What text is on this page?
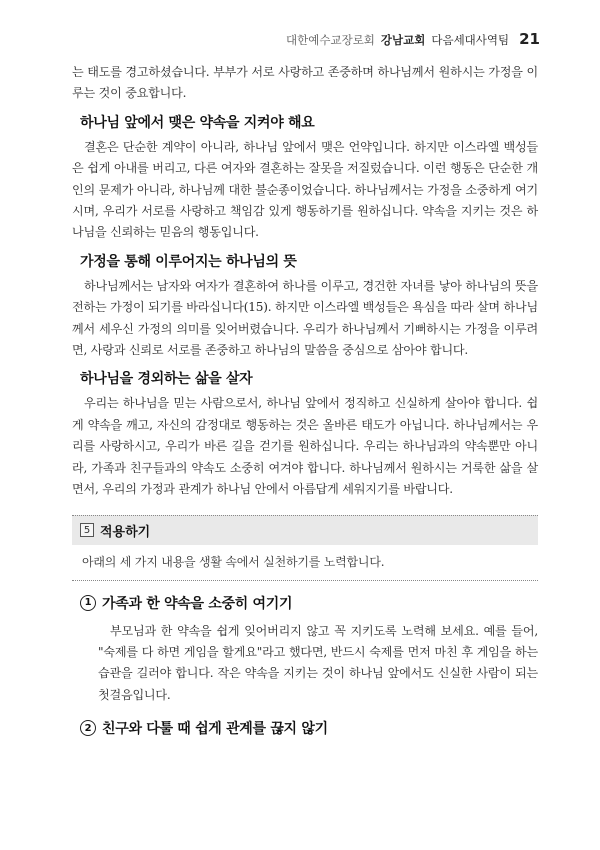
대한예수교장로회 강남교회 다음세대사역팀 21

는 태도를 경고하셨습니다. 부부가 서로 사랑하고 존중하며 하나님께서 원하시는 가정을 이루는 것이 중요합니다.

하나님 앞에서 맺은 약속을 지켜야 해요

결혼은 단순한 계약이 아니라, 하나님 앞에서 맺은 언약입니다. 하지만 이스라엘 백성들은 쉽게 아내를 버리고, 다른 여자와 결혼하는 잘못을 저질렀습니다. 이런 행동은 단순한 개인의 문제가 아니라, 하나님께 대한 불순종이었습니다. 하나님께서는 가정을 소중하게 여기시며, 우리가 서로를 사랑하고 책임감 있게 행동하기를 원하십니다. 약속을 지키는 것은 하나님을 신뢰하는 믿음의 행동입니다.

가정을 통해 이루어지는 하나님의 뜻

하나님께서는 남자와 여자가 결혼하여 하나를 이루고, 경건한 자녀를 낳아 하나님의 뜻을 전하는 가정이 되기를 바라십니다(15). 하지만 이스라엘 백성들은 욕심을 따라 살며 하나님께서 세우신 가정의 의미를 잊어버렸습니다. 우리가 하나님께서 기뻐하시는 가정을 이루려면, 사랑과 신뢰로 서로를 존중하고 하나님의 말씀을 중심으로 삼아야 합니다.

하나님을 경외하는 삶을 살자

우리는 하나님을 믿는 사람으로서, 하나님 앞에서 정직하고 신실하게 살아야 합니다. 쉽게 약속을 깨고, 자신의 감정대로 행동하는 것은 올바른 태도가 아닙니다. 하나님께서는 우리를 사랑하시고, 우리가 바른 길을 걷기를 원하십니다. 우리는 하나님과의 약속뿐만 아니라, 가족과 친구들과의 약속도 소중히 여겨야 합니다. 하나님께서 원하시는 거룩한 삶을 살면서, 우리의 가정과 관계가 하나님 안에서 아름답게 세워지기를 바랍니다.

5 적용하기
아래의 세 가지 내용을 생활 속에서 실천하기를 노력합니다.
1 가족과 한 약속을 소중히 여기기

부모님과 한 약속을 쉽게 잊어버리지 않고 꼭 지키도록 노력해 보세요. 예를 들어, "숙제를 다 하면 게임을 할게요"라고 했다면, 반드시 숙제를 먼저 마친 후 게임을 하는 습관을 길러야 합니다. 작은 약속을 지키는 것이 하나님 앞에서도 신실한 사람이 되는 첫걸음입니다.

2 친구와 다툴 때 쉽게 관계를 끊지 않기
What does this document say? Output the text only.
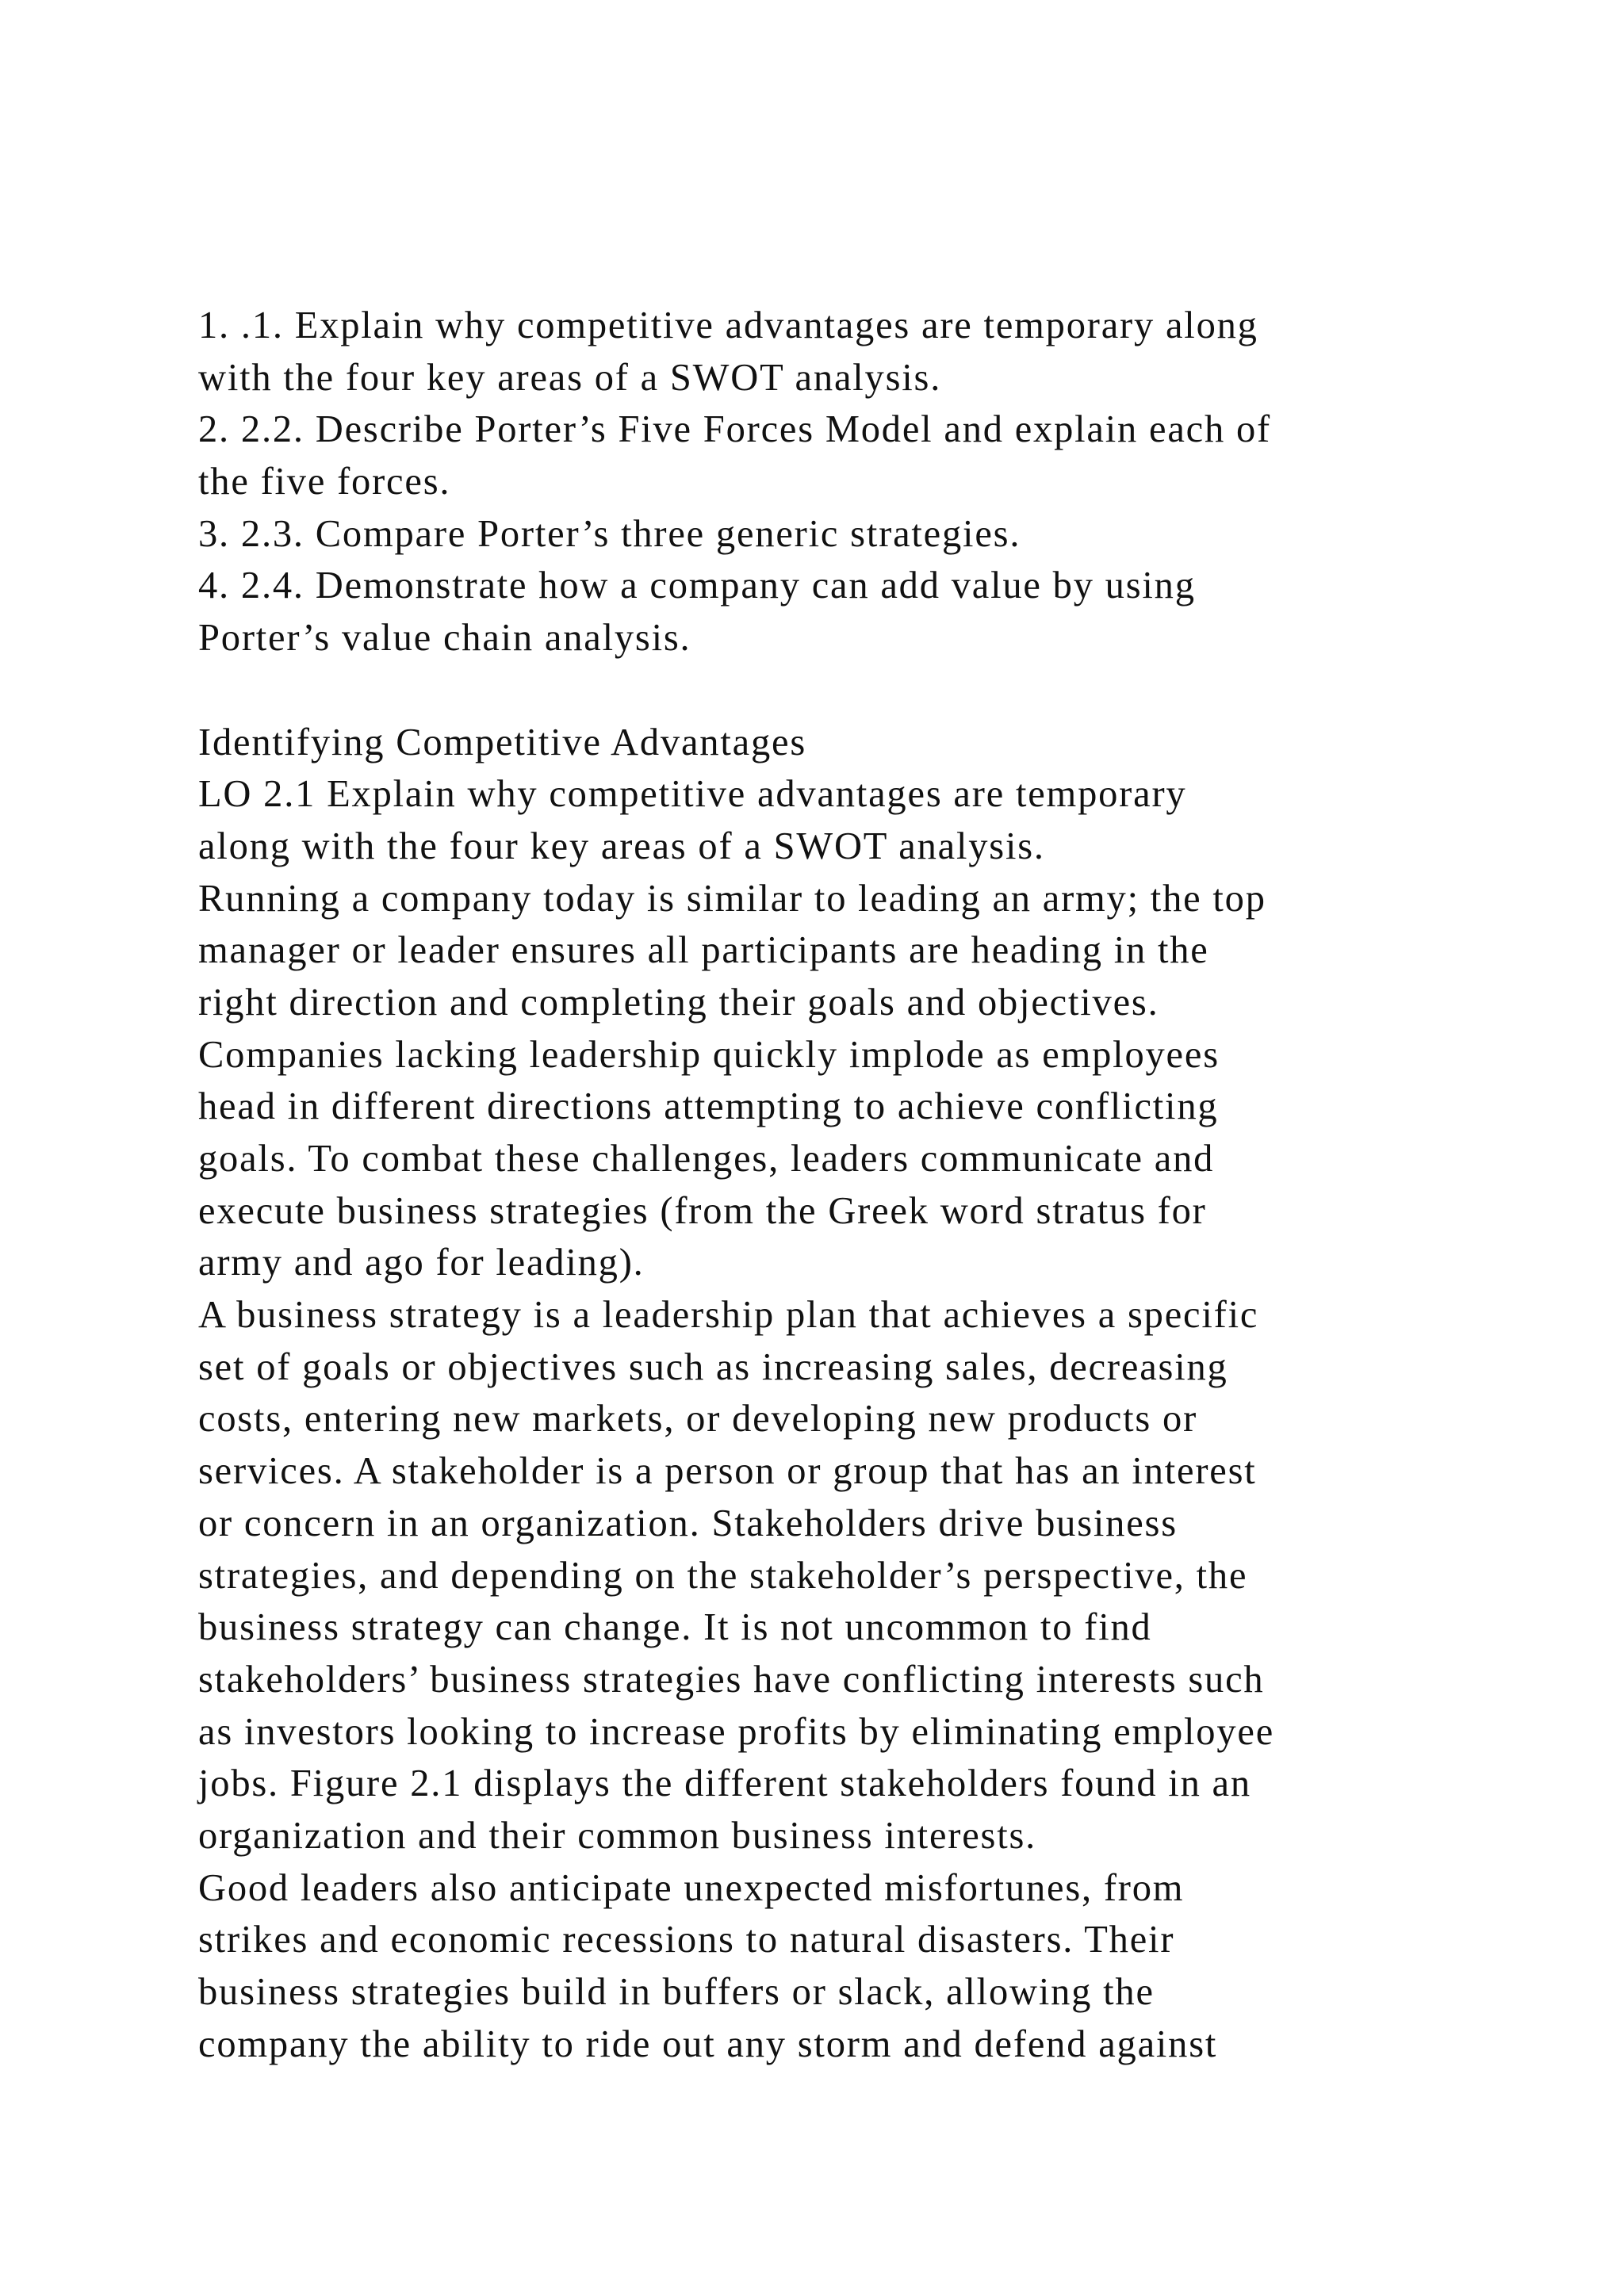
1. .1. Explain why competitive advantages are temporary along
with the four key areas of a SWOT analysis.
2. 2.2. Describe Porter’s Five Forces Model and explain each of
the five forces.
3. 2.3. Compare Porter’s three generic strategies.
4. 2.4. Demonstrate how a company can add value by using
Porter’s value chain analysis.
Identifying Competitive Advantages
LO 2.1 Explain why competitive advantages are temporary
along with the four key areas of a SWOT analysis.
Running a company today is similar to leading an army; the top
manager or leader ensures all participants are heading in the
right direction and completing their goals and objectives.
Companies lacking leadership quickly implode as employees
head in different directions attempting to achieve conflicting
goals. To combat these challenges, leaders communicate and
execute business strategies (from the Greek word stratus for
army and ago for leading).
A business strategy is a leadership plan that achieves a specific
set of goals or objectives such as increasing sales, decreasing
costs, entering new markets, or developing new products or
services. A stakeholder is a person or group that has an interest
or concern in an organization. Stakeholders drive business
strategies, and depending on the stakeholder’s perspective, the
business strategy can change. It is not uncommon to find
stakeholders’ business strategies have conflicting interests such
as investors looking to increase profits by eliminating employee
jobs. Figure 2.1 displays the different stakeholders found in an
organization and their common business interests.
Good leaders also anticipate unexpected misfortunes, from
strikes and economic recessions to natural disasters. Their
business strategies build in buffers or slack, allowing the
company the ability to ride out any storm and defend against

• **Work instructions**
Return only those lines of the records that contain the string "strategies".

• **Problem solution**
3. 2.3. Compare Porter’s three generic strategies.
execute business strategies (from the Greek word stratus for
strategies, and depending on the stakeholder’s perspective, the
stakeholders’ business strategies have conflicting interests such
business strategies build in buffers or slack, allowing the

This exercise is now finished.